Task to complete |
Find the string "zusammen" in the listing and report every line that has it.

┄┄┄┄┄┄

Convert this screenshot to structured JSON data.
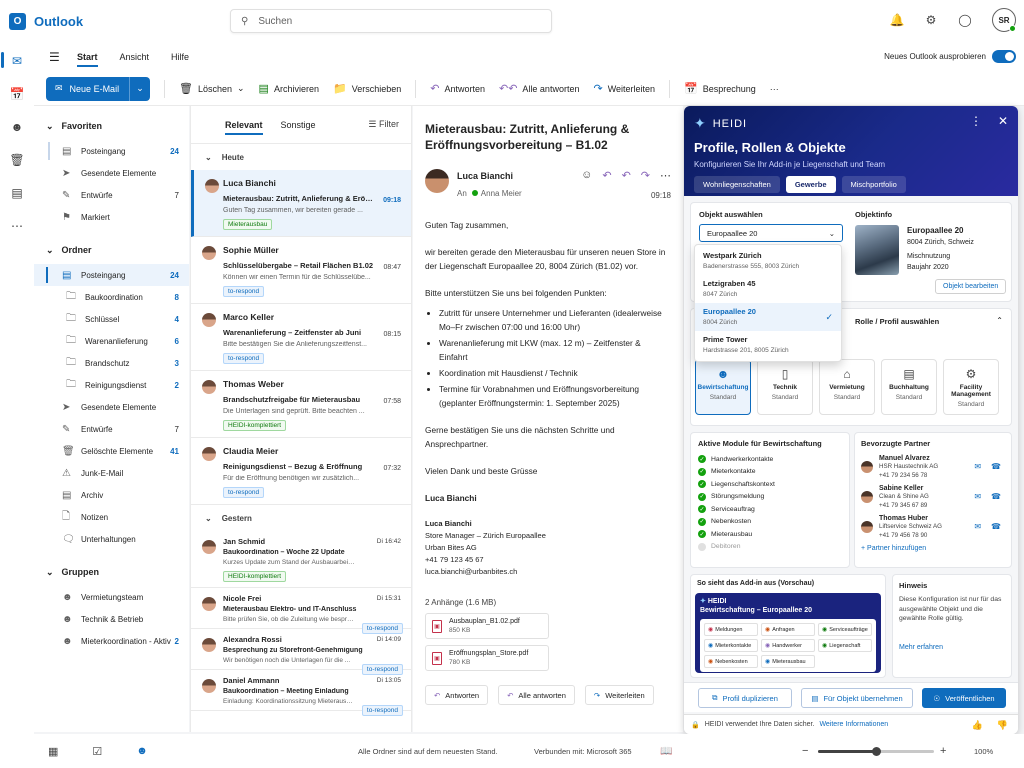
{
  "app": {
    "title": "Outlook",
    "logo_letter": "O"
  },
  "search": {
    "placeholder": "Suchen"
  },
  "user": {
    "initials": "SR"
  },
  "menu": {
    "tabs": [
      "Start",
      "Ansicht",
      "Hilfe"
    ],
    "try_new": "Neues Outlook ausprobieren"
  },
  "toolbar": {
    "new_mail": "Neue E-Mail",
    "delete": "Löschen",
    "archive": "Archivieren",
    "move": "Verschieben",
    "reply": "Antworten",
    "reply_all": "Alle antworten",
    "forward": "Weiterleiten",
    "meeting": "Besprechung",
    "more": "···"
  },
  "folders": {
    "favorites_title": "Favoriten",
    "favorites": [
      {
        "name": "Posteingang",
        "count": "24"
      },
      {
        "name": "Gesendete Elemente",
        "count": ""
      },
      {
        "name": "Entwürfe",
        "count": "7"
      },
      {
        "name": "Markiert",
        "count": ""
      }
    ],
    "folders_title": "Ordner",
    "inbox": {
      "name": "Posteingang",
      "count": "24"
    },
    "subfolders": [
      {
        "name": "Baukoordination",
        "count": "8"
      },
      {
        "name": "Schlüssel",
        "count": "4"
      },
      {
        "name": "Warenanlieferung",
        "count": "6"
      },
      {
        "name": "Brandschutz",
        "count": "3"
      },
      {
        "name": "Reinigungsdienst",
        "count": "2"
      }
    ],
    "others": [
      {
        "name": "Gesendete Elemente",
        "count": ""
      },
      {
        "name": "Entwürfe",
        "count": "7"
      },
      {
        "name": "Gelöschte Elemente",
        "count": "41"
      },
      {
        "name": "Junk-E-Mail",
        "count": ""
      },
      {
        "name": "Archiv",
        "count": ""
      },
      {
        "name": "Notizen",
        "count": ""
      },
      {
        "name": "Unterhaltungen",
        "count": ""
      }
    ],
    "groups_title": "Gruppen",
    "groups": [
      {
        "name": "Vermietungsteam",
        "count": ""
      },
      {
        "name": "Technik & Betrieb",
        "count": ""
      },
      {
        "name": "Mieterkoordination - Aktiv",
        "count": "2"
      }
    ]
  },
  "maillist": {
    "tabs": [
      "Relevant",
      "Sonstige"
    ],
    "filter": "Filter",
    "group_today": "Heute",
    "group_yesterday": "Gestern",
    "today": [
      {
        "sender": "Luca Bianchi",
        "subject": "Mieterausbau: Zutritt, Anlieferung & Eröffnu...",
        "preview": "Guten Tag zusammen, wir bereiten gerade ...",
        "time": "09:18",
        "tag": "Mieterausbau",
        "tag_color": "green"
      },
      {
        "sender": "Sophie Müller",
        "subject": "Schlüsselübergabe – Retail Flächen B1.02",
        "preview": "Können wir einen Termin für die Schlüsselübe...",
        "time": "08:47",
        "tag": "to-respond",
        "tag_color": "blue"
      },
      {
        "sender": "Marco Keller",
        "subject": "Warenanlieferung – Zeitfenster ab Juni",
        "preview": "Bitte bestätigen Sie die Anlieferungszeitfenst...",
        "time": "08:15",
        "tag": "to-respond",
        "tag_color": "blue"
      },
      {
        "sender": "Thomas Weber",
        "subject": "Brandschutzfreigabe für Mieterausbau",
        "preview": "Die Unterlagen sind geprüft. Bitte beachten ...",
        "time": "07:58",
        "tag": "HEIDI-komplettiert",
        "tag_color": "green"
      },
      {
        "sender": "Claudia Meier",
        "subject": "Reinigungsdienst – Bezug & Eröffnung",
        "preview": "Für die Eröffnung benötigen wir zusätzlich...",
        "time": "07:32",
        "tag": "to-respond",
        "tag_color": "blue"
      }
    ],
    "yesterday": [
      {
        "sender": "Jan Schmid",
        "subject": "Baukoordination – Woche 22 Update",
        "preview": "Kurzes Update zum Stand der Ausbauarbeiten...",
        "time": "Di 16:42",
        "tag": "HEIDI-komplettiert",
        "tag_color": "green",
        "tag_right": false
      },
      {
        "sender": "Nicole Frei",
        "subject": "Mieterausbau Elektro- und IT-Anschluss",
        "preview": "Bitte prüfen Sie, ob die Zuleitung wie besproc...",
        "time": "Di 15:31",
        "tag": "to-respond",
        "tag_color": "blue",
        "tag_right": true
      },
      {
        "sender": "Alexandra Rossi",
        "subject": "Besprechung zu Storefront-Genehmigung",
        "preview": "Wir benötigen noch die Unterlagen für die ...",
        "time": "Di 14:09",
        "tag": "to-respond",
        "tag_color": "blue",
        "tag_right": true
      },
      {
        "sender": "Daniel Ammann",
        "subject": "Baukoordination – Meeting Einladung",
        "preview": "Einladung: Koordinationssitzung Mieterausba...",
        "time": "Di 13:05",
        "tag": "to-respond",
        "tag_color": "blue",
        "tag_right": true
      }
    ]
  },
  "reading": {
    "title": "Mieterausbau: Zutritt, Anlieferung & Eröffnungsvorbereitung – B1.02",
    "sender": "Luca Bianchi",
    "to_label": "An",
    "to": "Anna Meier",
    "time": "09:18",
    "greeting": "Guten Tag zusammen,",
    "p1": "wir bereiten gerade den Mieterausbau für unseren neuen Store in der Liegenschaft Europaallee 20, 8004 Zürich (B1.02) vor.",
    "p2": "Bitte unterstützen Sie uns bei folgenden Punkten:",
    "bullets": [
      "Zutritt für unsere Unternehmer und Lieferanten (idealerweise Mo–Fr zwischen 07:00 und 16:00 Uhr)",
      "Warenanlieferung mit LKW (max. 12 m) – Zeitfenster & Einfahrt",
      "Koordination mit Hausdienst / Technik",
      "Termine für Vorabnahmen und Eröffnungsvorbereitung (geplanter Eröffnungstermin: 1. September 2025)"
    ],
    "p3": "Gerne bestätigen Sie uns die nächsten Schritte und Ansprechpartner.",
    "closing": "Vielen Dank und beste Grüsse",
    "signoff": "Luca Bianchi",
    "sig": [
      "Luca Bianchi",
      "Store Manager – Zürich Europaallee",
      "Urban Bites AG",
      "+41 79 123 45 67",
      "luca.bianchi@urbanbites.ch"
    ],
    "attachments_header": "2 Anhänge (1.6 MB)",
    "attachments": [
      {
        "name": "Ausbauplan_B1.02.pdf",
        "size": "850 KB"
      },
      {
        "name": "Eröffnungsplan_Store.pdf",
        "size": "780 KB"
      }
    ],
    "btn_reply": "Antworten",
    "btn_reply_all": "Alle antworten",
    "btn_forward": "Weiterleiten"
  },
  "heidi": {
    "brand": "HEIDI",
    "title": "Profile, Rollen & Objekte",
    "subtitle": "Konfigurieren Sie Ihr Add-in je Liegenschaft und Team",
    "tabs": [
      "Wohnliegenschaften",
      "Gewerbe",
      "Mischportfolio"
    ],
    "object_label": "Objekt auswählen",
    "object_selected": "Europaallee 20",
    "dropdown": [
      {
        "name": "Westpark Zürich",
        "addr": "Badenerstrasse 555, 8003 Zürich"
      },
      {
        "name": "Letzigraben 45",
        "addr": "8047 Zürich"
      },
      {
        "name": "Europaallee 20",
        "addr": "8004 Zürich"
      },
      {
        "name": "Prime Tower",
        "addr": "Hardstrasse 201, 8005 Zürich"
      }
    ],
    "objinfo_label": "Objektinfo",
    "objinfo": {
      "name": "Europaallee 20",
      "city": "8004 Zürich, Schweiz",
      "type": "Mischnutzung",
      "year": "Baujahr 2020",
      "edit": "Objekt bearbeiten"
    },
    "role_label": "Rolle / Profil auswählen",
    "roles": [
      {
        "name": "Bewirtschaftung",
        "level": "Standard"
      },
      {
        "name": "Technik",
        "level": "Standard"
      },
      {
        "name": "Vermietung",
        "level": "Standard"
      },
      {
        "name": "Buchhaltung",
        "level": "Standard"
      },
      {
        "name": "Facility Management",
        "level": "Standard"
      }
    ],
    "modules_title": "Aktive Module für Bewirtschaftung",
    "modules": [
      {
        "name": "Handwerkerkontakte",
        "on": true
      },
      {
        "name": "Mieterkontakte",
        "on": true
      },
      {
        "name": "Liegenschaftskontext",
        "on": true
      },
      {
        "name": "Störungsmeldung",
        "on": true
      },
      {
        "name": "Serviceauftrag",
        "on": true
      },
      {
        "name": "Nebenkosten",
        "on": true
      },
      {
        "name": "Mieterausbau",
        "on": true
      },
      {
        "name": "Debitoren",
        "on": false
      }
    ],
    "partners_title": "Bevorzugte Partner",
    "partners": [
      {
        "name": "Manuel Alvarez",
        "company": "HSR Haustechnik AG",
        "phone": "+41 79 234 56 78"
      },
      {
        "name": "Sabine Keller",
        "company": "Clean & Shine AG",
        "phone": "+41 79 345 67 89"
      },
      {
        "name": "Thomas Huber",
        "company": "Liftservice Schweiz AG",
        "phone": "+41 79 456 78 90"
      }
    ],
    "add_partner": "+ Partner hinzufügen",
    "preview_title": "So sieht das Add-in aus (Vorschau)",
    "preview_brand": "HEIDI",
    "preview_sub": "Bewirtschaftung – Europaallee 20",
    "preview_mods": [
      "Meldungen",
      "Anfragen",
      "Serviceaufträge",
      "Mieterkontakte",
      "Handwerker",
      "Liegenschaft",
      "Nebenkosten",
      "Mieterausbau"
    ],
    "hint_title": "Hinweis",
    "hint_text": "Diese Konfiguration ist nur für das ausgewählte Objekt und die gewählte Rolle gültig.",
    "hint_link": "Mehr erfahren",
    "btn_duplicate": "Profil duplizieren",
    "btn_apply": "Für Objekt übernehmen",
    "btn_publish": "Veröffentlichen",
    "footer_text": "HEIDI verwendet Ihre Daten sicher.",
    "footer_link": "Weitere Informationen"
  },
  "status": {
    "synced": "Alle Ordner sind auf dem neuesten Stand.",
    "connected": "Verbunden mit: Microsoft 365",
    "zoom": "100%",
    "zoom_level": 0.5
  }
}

┄┄┄┄┄┄

Task response |
        "preview": "Guten Tag zusammen, wir bereiten gerade ...",
    "greeting": "Guten Tag zusammen,",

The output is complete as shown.